Extracted data entries:
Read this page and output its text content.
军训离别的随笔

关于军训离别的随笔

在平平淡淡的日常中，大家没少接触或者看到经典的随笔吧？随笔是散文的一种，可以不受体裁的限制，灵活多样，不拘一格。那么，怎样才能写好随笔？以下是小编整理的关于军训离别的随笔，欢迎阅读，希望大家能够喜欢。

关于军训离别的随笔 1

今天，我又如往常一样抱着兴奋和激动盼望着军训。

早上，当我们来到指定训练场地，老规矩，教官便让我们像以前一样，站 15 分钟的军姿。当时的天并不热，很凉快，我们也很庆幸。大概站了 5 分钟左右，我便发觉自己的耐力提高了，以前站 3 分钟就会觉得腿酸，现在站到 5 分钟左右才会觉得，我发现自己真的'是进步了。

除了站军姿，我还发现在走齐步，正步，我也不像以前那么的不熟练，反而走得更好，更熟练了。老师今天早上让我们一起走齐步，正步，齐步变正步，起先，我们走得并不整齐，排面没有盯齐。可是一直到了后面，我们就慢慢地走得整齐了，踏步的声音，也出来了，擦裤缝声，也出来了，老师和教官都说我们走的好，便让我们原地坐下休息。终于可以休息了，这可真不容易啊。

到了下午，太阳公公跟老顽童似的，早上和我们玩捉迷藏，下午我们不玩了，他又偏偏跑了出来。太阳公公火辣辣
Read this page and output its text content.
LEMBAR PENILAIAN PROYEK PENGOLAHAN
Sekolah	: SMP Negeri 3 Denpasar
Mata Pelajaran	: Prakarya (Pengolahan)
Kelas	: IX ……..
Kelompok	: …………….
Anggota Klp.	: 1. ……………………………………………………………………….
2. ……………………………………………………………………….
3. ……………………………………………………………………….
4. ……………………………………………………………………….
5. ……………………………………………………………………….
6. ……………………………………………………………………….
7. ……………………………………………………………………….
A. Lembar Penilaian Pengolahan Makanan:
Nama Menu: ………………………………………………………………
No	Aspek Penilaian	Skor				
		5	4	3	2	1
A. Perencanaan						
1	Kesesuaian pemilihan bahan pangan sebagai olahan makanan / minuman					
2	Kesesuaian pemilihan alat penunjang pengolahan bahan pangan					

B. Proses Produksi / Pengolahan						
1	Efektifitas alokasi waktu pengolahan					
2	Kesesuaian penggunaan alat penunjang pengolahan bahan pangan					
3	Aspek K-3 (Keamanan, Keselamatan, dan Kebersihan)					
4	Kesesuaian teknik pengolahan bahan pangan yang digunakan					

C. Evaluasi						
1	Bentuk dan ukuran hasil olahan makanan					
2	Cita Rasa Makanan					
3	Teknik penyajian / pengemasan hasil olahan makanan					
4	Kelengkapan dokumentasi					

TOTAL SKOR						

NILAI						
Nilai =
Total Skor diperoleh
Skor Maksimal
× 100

WHAT TO PRODUCE: From the preceding material, extract every line exactly.

EXERCISE ANSWER:
Read this page and output its text content.
军训离别的随笔

关于军训离别的随笔

在平平淡淡的日常中，大家没少接触或者看到经典的随笔吧？随笔是散文的一种，可以不受体裁的限制，灵活多样，不拘一格。那么，怎样才能写好随笔？以下是小编整理的关于军训离别的随笔，欢迎阅读，希望大家能够喜欢。

关于军训离别的随笔 1

今天，我又如往常一样抱着兴奋和激动盼望着军训。

早上，当我们来到指定训练场地，老规矩，教官便让我们像以前一样，站 15 分钟的军姿。当时的天并不热，很凉快，我们也很庆幸。大概站了 5 分钟左右，我便发觉自己的耐力提高了，以前站 3 分钟就会觉得腿酸，现在站到 5 分钟左右才会觉得，我发现自己真的'是进步了。

除了站军姿，我还发现在走齐步，正步，我也不像以前那么的不熟练，反而走得更好，更熟练了。老师今天早上让我们一起走齐步，正步，齐步变正步，起先，我们走得并不整齐，排面没有盯齐。可是一直到了后面，我们就慢慢地走得整齐了，踏步的声音，也出来了，擦裤缝声，也出来了，老师和教官都说我们走的好，便让我们原地坐下休息。终于可以休息了，这可真不容易啊。

到了下午，太阳公公跟老顽童似的，早上和我们玩捉迷藏，下午我们不玩了，他又偏偏跑了出来。太阳公公火辣辣
Read this page and output its text content.
LEMBAR PENILAIAN PROYEK PENGOLAHAN
Sekolah	: SMP Negeri 3 Denpasar
Mata Pelajaran	: Prakarya (Pengolahan)
Kelas	: IX ……..
Kelompok	: …………….
Anggota Klp.	: 1. ……………………………………………………………………….
2. ……………………………………………………………………….
3. ……………………………………………………………………….
4. ……………………………………………………………………….
5. ……………………………………………………………………….
6. ……………………………………………………………………….
7. ……………………………………………………………………….
A. Lembar Penilaian Pengolahan Makanan:
Nama Menu: ………………………………………………………………
No	Aspek Penilaian	Skor				
		5	4	3	2	1
A. Perencanaan						
1	Kesesuaian pemilihan bahan pangan sebagai olahan makanan / minuman					
2	Kesesuaian pemilihan alat penunjang pengolahan bahan pangan					

B. Proses Produksi / Pengolahan						
1	Efektifitas alokasi waktu pengolahan					
2	Kesesuaian penggunaan alat penunjang pengolahan bahan pangan					
3	Aspek K-3 (Keamanan, Keselamatan, dan Kebersihan)					
4	Kesesuaian teknik pengolahan bahan pangan yang digunakan					

C. Evaluasi						
1	Bentuk dan ukuran hasil olahan makanan					
2	Cita Rasa Makanan					
3	Teknik penyajian / pengemasan hasil olahan makanan					
4	Kelengkapan dokumentasi					

TOTAL SKOR						

NILAI						
Nilai =
Total Skor diperoleh
Skor Maksimal
× 100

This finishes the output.